### PROBLEM
Would you retype all of these records exactly?

(Lines of data)
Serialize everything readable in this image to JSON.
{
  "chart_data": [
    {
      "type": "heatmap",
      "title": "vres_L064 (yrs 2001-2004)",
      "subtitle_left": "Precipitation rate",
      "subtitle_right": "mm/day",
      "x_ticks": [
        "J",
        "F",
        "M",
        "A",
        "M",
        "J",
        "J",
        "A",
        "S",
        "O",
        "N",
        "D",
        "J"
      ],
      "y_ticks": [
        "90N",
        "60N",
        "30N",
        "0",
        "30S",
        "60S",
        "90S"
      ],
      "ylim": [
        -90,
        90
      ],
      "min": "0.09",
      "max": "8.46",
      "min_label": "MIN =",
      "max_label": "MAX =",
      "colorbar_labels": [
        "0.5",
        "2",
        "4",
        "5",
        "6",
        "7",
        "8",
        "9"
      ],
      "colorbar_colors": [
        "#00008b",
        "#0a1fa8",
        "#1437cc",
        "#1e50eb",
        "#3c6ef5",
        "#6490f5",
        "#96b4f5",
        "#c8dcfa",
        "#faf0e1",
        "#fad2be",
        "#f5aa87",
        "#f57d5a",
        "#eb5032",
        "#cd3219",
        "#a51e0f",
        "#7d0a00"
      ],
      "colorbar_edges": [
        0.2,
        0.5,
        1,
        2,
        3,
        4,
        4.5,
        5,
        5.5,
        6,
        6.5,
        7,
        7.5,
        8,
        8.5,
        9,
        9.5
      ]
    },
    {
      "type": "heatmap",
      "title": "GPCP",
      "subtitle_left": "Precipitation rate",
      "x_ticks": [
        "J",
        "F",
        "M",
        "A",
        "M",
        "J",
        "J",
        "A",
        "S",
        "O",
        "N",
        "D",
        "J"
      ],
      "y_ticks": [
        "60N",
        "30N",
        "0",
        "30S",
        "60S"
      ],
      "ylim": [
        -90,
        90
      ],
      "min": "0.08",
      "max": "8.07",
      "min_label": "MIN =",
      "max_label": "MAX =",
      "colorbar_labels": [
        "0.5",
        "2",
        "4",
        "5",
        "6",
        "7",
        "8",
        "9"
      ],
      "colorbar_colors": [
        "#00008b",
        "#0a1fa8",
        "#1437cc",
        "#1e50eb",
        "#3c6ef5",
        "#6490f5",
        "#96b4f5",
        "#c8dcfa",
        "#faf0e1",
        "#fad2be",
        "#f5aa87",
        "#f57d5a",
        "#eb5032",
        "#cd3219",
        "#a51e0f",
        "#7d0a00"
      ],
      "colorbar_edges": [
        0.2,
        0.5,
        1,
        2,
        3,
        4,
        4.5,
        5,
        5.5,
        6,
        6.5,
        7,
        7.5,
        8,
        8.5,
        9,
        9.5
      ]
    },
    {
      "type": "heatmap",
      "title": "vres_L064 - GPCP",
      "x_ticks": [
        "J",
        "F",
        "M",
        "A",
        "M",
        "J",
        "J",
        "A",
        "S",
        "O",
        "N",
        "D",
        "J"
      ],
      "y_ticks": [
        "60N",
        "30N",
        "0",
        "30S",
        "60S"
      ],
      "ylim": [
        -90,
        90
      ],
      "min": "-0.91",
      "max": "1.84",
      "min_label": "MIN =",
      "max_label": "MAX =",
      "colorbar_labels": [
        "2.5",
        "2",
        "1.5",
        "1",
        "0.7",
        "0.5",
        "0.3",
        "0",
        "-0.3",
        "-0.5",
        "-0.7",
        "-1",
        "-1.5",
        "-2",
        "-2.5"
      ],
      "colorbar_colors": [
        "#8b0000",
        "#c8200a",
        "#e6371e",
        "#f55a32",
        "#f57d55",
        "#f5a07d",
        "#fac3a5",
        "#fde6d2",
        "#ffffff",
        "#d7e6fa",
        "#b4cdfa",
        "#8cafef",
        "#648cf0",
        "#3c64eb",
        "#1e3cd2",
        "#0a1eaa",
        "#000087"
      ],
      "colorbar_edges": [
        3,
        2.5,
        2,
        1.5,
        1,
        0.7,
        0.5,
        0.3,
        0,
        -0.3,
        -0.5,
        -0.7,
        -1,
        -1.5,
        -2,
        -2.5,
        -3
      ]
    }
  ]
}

### REPLY TO THE TASK
Serialize everything readable in this image to JSON.
{
  "chart_data": [
    {
      "type": "heatmap",
      "title": "vres_L064 (yrs 2001-2004)",
      "subtitle_left": "Precipitation rate",
      "subtitle_right": "mm/day",
      "x_ticks": [
        "J",
        "F",
        "M",
        "A",
        "M",
        "J",
        "J",
        "A",
        "S",
        "O",
        "N",
        "D",
        "J"
      ],
      "y_ticks": [
        "90N",
        "60N",
        "30N",
        "0",
        "30S",
        "60S",
        "90S"
      ],
      "ylim": [
        -90,
        90
      ],
      "min": "0.09",
      "max": "8.46",
      "min_label": "MIN =",
      "max_label": "MAX =",
      "colorbar_labels": [
        "0.5",
        "2",
        "4",
        "5",
        "6",
        "7",
        "8",
        "9"
      ],
      "colorbar_colors": [
        "#00008b",
        "#0a1fa8",
        "#1437cc",
        "#1e50eb",
        "#3c6ef5",
        "#6490f5",
        "#96b4f5",
        "#c8dcfa",
        "#faf0e1",
        "#fad2be",
        "#f5aa87",
        "#f57d5a",
        "#eb5032",
        "#cd3219",
        "#a51e0f",
        "#7d0a00"
      ],
      "colorbar_edges": [
        0.2,
        0.5,
        1,
        2,
        3,
        4,
        4.5,
        5,
        5.5,
        6,
        6.5,
        7,
        7.5,
        8,
        8.5,
        9,
        9.5
      ]
    },
    {
      "type": "heatmap",
      "title": "GPCP",
      "subtitle_left": "Precipitation rate",
      "x_ticks": [
        "J",
        "F",
        "M",
        "A",
        "M",
        "J",
        "J",
        "A",
        "S",
        "O",
        "N",
        "D",
        "J"
      ],
      "y_ticks": [
        "60N",
        "30N",
        "0",
        "30S",
        "60S"
      ],
      "ylim": [
        -90,
        90
      ],
      "min": "0.08",
      "max": "8.07",
      "min_label": "MIN =",
      "max_label": "MAX =",
      "colorbar_labels": [
        "0.5",
        "2",
        "4",
        "5",
        "6",
        "7",
        "8",
        "9"
      ],
      "colorbar_colors": [
        "#00008b",
        "#0a1fa8",
        "#1437cc",
        "#1e50eb",
        "#3c6ef5",
        "#6490f5",
        "#96b4f5",
        "#c8dcfa",
        "#faf0e1",
        "#fad2be",
        "#f5aa87",
        "#f57d5a",
        "#eb5032",
        "#cd3219",
        "#a51e0f",
        "#7d0a00"
      ],
      "colorbar_edges": [
        0.2,
        0.5,
        1,
        2,
        3,
        4,
        4.5,
        5,
        5.5,
        6,
        6.5,
        7,
        7.5,
        8,
        8.5,
        9,
        9.5
      ]
    },
    {
      "type": "heatmap",
      "title": "vres_L064 - GPCP",
      "x_ticks": [
        "J",
        "F",
        "M",
        "A",
        "M",
        "J",
        "J",
        "A",
        "S",
        "O",
        "N",
        "D",
        "J"
      ],
      "y_ticks": [
        "60N",
        "30N",
        "0",
        "30S",
        "60S"
      ],
      "ylim": [
        -90,
        90
      ],
      "min": "-0.91",
      "max": "1.84",
      "min_label": "MIN =",
      "max_label": "MAX =",
      "colorbar_labels": [
        "2.5",
        "2",
        "1.5",
        "1",
        "0.7",
        "0.5",
        "0.3",
        "0",
        "-0.3",
        "-0.5",
        "-0.7",
        "-1",
        "-1.5",
        "-2",
        "-2.5"
      ],
      "colorbar_colors": [
        "#8b0000",
        "#c8200a",
        "#e6371e",
        "#f55a32",
        "#f57d55",
        "#f5a07d",
        "#fac3a5",
        "#fde6d2",
        "#ffffff",
        "#d7e6fa",
        "#b4cdfa",
        "#8cafef",
        "#648cf0",
        "#3c64eb",
        "#1e3cd2",
        "#0a1eaa",
        "#000087"
      ],
      "colorbar_edges": [
        3,
        2.5,
        2,
        1.5,
        1,
        0.7,
        0.5,
        0.3,
        0,
        -0.3,
        -0.5,
        -0.7,
        -1,
        -1.5,
        -2,
        -2.5,
        -3
      ]
    }
  ]
}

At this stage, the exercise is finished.